### Exercise prompt
Work out how many lines of the listing hold the string "物块所受摩擦力的方向沿斜面", then answer with that number and nothing else.

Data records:
"""
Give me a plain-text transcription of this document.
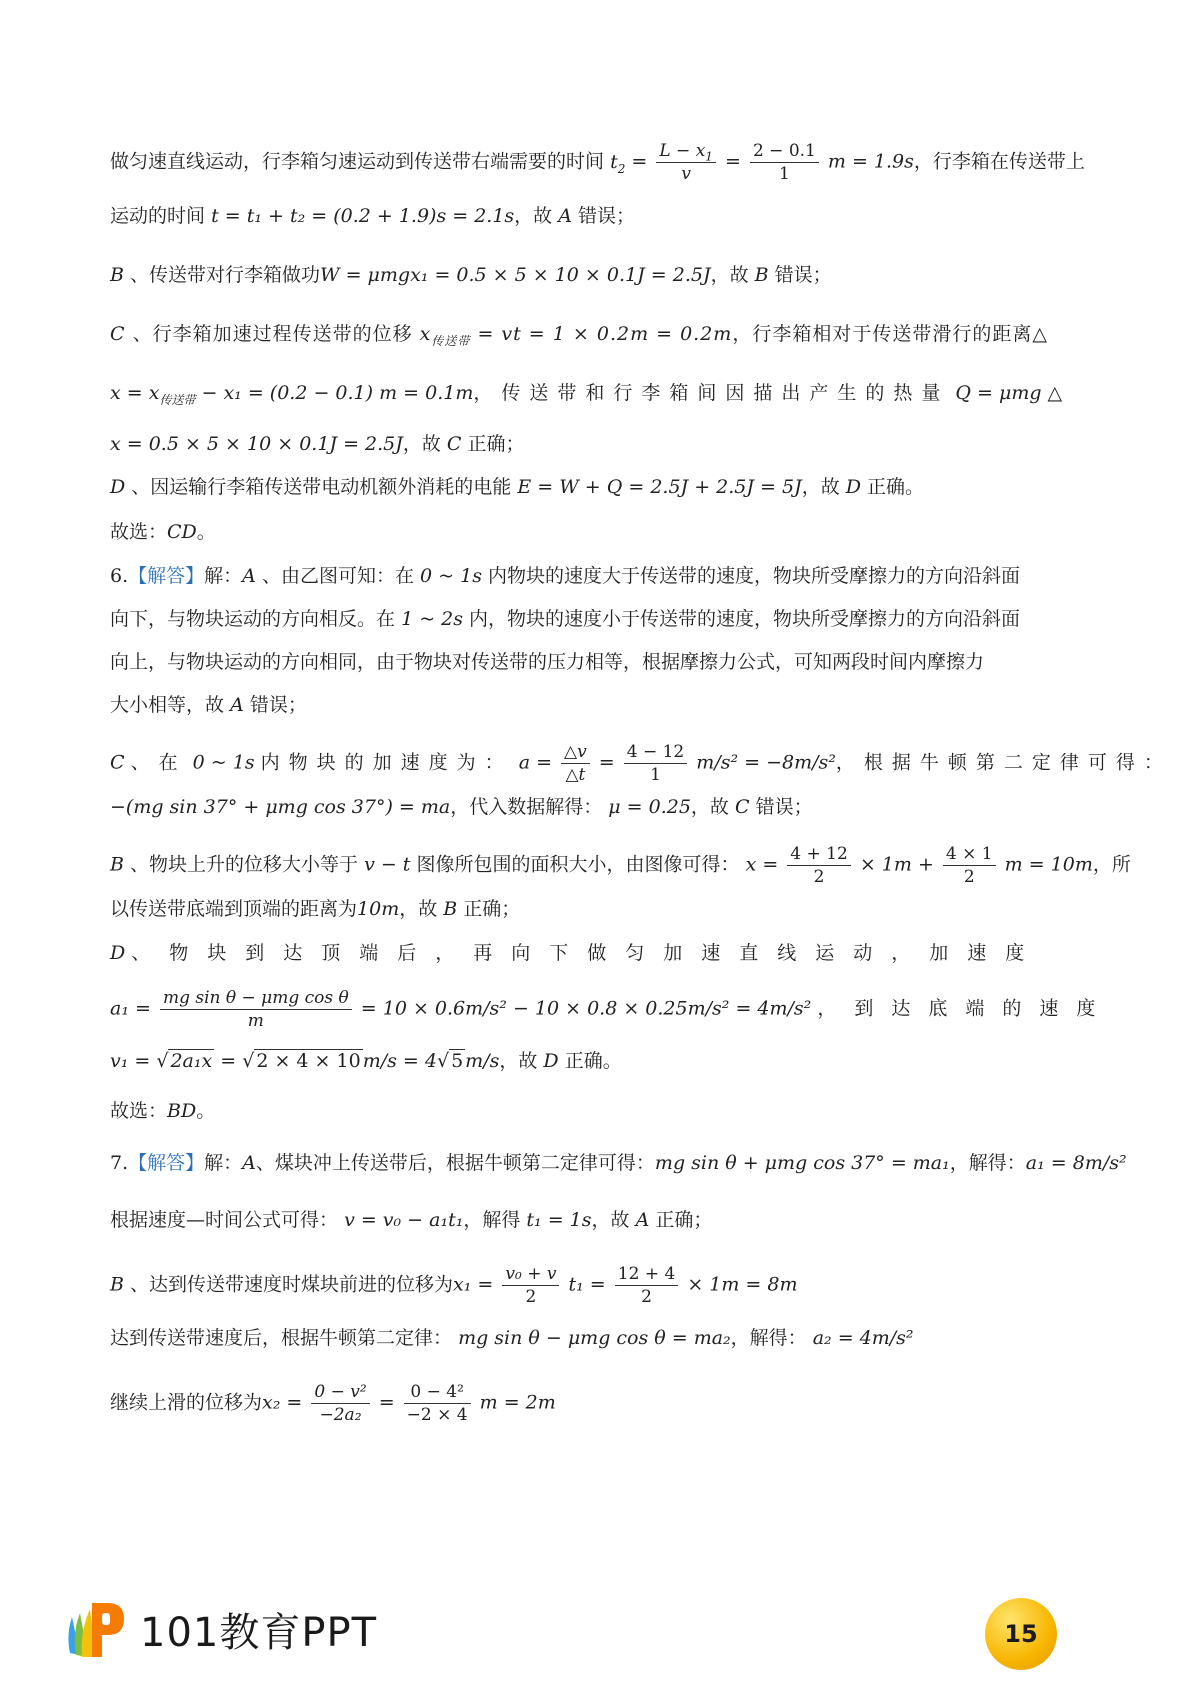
做匀速直线运动，行李箱匀速运动到传送带右端需要的时间 $t_2 = \frac{L - x_1}{v} = \frac{2 - 0.1}{1}$ m = 1.9s，行李箱在传送带上
运动的时间 t = t₁ + t₂ = (0.2 + 1.9)s = 2.1s，故 A 错误；
B 、传送带对行李箱做功W = μmgx₁ = 0.5 × 5 × 10 × 0.1J = 2.5J，故 B 错误；
C 、行李箱加速过程传送带的位移 $x_{传送带}$ = vt = 1 × 0.2m = 0.2m，行李箱相对于传送带滑行的距离△
$x = x_{传送带} - x_1 = (0.2 - 0.1) m = 0.1m$，传送带和行李箱间因描出产生的热量 Q = μmg △
x = 0.5 × 5 × 10 × 0.1J = 2.5J，故 C 正确；
D 、因运输行李箱传送带电动机额外消耗的电能 E = W + Q = 2.5J + 2.5J = 5J，故 D 正确。
故选：CD。
6.【解答】解：A 、由乙图可知：在 0 ~ 1s 内物块的速度大于传送带的速度，物块所受摩擦力的方向沿斜面
向下，与物块运动的方向相反。在 1 ~ 2s 内，物块的速度小于传送带的速度，物块所受摩擦力的方向沿斜面
向上，与物块运动的方向相同，由于物块对传送带的压力相等，根据摩擦力公式，可知两段时间内摩擦力
大小相等，故 A 错误；
C 、在 0 ~ 1s 内物块的加速度为： $a = \frac{\triangle v}{\triangle t} = \frac{4 - 12}{1} m/s^2 = -8m/s^2$，根据牛顿第二定律可得：
−(mg sin 37° + μmg cos 37°) = ma，代入数据解得： μ = 0.25，故 C 错误；
B 、物块上升的位移大小等于 v − t 图像所包围的面积大小，由图像可得： $x = \frac{4 + 12}{2} \times 1m + \frac{4 \times 1}{2}$ m = 10m，所
以传送带底端到顶端的距离为10m，故 B 正确；
D 、物块到达顶端后，再向下做匀加速直线运动，加速度
$a_1 = \frac{\text{mg sin θ − μmg cos θ}}{m} = 10 \times 0.6m/s^2 - 10 \times 0.8 \times 0.25m/s^2 = 4m/s^2$ ，到达底端的速度
v₁ = √ 2a₁x = √ 2 × 4 × 10 m/s = 4√ 5 m/s，故 D 正确。
故选：BD。
7.【解答】解：A、煤块冲上传送带后，根据牛顿第二定律可得：mg sin θ + μmg cos 37° = ma₁，解得：a₁ = 8m/s²
根据速度—时间公式可得： v = v₀ − a₁t₁，解得 t₁ = 1s，故 A 正确；
B 、达到传送带速度时煤块前进的位移为$x_1 = \frac{\text{v₀ + v}}{2} t_1 = \frac{12 + 4}{2} \times 1m = 8m$
达到传送带速度后，根据牛顿第二定律： mg sin θ − μmg cos θ = ma₂，解得： a₂ = 4m/s²
继续上滑的位移为$x_2 = \frac{\text{0 − v²}}{\text{−2a₂}} = \frac{\text{0 − 4²}}{-2 \times 4}$ m = 2m
101教育PPT	15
"""
### The reply
2